Recorded data
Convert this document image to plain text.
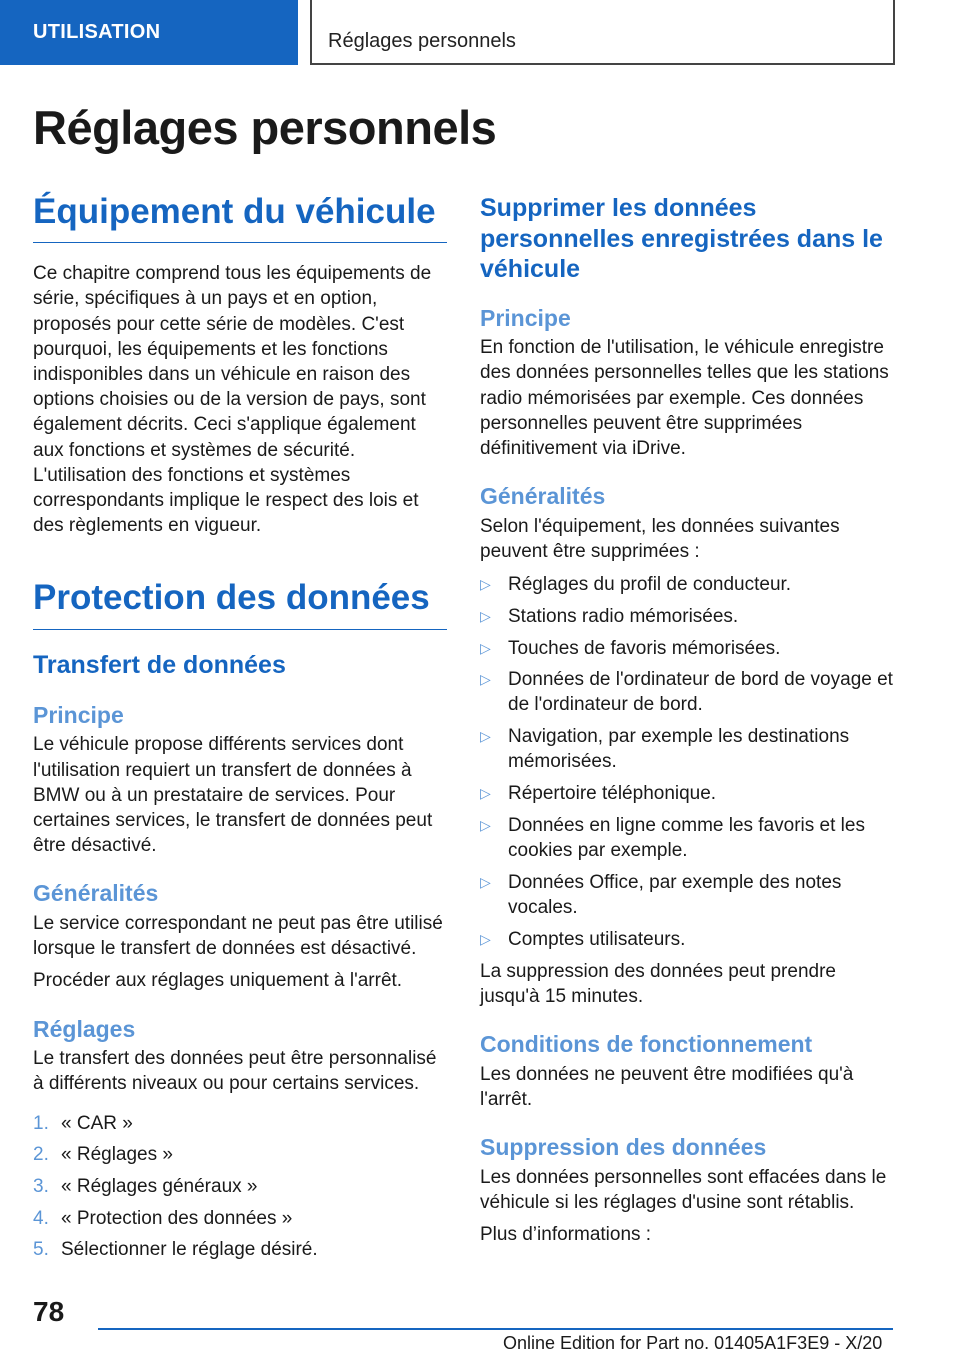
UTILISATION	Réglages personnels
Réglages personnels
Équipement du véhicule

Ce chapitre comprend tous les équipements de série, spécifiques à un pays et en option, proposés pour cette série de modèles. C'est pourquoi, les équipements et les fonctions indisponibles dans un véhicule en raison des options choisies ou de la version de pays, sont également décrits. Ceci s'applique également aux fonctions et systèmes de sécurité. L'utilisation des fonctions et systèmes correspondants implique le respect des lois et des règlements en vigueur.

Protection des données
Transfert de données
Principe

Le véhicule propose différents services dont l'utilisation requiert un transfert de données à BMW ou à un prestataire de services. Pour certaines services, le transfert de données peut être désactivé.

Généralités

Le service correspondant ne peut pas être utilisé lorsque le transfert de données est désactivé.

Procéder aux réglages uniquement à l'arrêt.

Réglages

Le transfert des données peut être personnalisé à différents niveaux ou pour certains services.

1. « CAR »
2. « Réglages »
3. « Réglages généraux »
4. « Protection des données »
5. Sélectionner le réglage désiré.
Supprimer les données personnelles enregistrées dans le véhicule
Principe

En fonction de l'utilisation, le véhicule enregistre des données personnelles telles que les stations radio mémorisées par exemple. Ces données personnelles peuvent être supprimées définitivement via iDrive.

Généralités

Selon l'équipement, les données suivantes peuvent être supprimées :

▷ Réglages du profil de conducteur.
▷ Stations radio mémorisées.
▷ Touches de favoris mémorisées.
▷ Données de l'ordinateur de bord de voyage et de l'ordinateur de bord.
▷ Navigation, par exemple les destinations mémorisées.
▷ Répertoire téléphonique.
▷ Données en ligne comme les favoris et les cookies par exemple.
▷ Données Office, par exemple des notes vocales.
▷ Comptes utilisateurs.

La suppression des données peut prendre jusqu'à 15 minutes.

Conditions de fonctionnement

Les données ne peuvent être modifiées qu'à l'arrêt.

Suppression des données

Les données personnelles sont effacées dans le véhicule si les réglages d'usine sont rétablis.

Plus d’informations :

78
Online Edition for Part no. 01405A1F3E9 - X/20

WORK REQUIRED:
Reproduce each line holding the word "différents".

OUTPUT OF THE EXERCISE:
Le véhicule propose différents services dont l'utilisation requiert un transfert de données à BMW ou à un prestataire de services. Pour certaines services, le transfert de données peut être désactivé.
Le transfert des données peut être personnalisé à différents niveaux ou pour certains services.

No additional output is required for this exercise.